-- Start Provided data --

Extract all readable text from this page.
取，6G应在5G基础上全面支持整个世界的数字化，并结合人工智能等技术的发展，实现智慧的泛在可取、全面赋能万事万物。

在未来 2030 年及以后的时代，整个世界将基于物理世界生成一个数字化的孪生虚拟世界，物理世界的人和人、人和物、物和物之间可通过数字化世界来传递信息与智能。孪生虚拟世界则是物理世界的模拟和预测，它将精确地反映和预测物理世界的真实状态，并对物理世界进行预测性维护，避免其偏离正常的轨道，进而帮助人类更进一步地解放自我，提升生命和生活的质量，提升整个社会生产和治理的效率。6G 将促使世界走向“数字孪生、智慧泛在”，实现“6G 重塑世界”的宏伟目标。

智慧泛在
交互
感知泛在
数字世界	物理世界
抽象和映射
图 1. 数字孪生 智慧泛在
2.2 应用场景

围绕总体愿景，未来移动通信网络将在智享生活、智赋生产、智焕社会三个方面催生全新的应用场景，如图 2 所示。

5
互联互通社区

-- End Provided data --
-- Start Provided data --

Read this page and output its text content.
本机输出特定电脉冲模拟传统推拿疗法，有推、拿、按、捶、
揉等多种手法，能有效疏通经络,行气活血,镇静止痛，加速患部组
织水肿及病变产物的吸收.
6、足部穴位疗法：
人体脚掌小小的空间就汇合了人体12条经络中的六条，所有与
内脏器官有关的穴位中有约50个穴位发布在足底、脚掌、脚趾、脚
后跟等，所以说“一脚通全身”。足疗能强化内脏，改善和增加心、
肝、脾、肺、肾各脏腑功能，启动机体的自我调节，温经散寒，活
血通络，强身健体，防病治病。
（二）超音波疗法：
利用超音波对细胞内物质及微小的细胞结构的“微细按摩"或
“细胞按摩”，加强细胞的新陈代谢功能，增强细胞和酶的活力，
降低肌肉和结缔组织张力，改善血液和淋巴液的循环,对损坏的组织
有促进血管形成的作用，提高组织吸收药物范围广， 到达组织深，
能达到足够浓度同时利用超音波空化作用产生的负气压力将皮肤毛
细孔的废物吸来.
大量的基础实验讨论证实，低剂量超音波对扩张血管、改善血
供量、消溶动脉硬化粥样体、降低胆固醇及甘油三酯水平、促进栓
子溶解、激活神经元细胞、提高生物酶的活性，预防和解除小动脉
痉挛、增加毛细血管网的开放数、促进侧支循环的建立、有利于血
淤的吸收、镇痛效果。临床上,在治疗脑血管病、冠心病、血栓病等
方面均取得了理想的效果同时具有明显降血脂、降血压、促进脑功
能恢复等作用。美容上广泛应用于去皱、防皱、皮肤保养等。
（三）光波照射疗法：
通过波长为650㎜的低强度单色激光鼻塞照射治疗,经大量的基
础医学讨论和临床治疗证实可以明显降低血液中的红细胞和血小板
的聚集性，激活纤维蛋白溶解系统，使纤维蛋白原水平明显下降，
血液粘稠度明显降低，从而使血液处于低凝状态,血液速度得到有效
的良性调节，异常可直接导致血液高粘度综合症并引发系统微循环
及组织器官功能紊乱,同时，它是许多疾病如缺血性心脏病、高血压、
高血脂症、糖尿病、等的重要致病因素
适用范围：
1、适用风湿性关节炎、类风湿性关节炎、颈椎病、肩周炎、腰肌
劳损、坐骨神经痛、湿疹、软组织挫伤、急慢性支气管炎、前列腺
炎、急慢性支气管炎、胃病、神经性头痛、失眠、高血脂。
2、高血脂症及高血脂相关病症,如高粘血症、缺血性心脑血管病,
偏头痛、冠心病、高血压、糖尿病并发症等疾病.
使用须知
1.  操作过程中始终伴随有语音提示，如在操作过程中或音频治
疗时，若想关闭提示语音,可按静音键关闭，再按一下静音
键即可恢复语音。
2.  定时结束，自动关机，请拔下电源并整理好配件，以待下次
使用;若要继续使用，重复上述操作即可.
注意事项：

-- End Provided data --
-- Start Provided data --

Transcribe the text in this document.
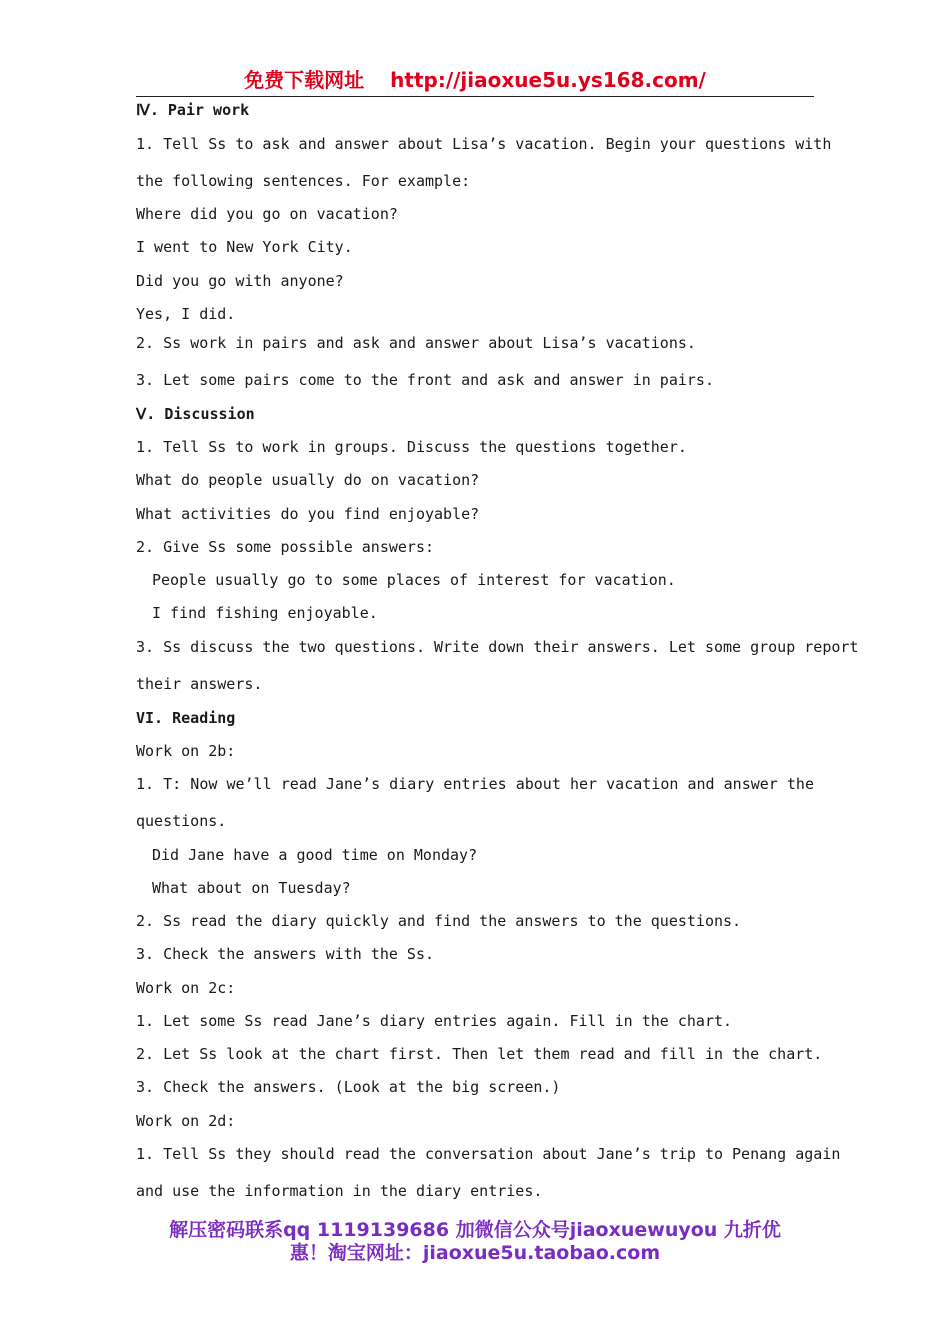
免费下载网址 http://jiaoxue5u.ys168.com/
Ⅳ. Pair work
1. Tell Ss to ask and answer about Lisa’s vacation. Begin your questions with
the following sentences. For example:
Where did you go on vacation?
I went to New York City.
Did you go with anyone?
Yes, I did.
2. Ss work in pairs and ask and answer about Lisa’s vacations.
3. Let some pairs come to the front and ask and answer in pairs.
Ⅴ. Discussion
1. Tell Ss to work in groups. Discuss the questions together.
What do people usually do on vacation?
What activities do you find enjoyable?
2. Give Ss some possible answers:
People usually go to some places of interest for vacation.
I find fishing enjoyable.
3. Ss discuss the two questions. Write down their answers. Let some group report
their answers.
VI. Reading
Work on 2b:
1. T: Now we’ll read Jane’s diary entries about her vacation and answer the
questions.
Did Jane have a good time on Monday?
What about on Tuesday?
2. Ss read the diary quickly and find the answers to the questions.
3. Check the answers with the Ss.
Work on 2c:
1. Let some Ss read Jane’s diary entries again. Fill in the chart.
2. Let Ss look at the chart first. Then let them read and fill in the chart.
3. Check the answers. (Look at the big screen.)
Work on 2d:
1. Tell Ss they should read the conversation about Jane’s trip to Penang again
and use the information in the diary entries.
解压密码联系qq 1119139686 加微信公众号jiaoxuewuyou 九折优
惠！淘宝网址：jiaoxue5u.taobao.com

-- End Provided data --

## Objective
In the listing above, locate each line with "Lisa" and copy it.

## Solution to the problem
1. Tell Ss to ask and answer about Lisa’s vacation. Begin your questions with
2. Ss work in pairs and ask and answer about Lisa’s vacations.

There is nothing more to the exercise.